__YOUR OBJECTIVE__
Return all lines that include the string "Introduction".

__MATERIAL SUPPLIED__
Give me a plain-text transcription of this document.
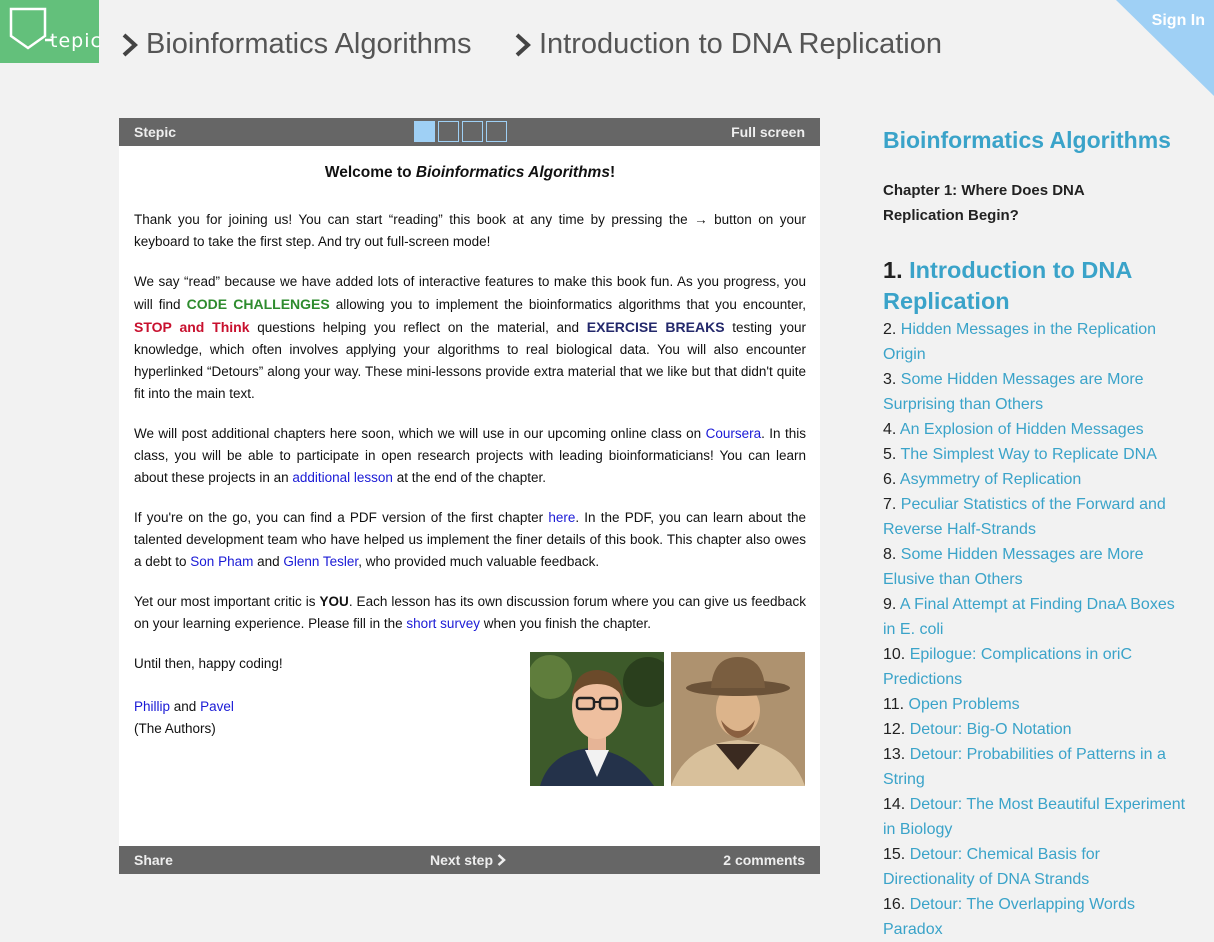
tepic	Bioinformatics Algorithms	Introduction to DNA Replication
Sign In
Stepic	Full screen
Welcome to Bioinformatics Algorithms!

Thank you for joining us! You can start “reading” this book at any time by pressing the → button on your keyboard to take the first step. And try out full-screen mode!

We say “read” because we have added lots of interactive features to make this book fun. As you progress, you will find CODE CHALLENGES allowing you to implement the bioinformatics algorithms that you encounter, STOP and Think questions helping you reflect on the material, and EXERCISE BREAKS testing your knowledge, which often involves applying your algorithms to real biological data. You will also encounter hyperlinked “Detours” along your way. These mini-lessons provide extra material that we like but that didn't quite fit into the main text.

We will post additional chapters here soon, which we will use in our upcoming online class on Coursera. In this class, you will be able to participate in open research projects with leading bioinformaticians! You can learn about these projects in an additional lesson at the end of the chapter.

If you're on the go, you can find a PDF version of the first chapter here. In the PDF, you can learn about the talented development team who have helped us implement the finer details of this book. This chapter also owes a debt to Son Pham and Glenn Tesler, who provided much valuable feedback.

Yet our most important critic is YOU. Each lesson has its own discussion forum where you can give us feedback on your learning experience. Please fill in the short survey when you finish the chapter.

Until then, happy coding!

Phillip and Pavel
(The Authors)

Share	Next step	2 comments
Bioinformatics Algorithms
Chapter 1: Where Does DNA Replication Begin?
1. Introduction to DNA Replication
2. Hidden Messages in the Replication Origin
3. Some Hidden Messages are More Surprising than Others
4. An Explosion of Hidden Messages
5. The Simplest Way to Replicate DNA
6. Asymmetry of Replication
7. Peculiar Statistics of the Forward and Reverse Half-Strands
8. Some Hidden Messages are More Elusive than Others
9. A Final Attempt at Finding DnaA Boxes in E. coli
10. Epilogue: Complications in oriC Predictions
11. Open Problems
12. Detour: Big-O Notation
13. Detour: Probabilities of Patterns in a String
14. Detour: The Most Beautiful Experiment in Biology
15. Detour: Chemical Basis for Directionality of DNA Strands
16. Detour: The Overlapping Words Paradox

* * *

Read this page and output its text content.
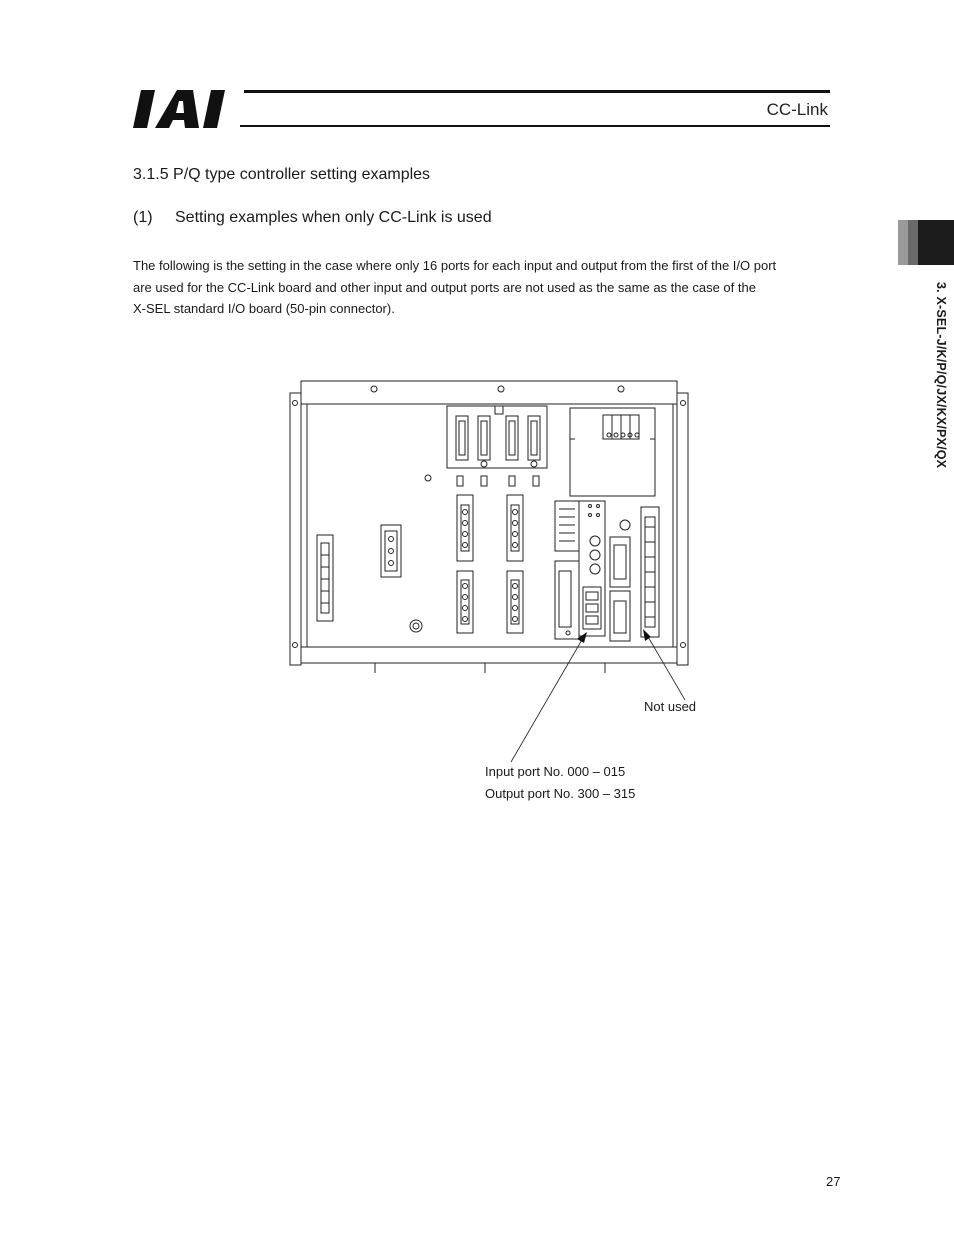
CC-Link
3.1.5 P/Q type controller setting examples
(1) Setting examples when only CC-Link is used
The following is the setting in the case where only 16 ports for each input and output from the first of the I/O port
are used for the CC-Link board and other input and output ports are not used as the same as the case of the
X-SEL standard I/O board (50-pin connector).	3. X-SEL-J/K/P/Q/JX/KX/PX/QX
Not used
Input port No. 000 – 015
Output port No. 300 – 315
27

__OUTPUT OF THE TASK__
tepic	Bioinformatics Algorithms	Introduction to DNA Replication
1. Introduction to DNA Replication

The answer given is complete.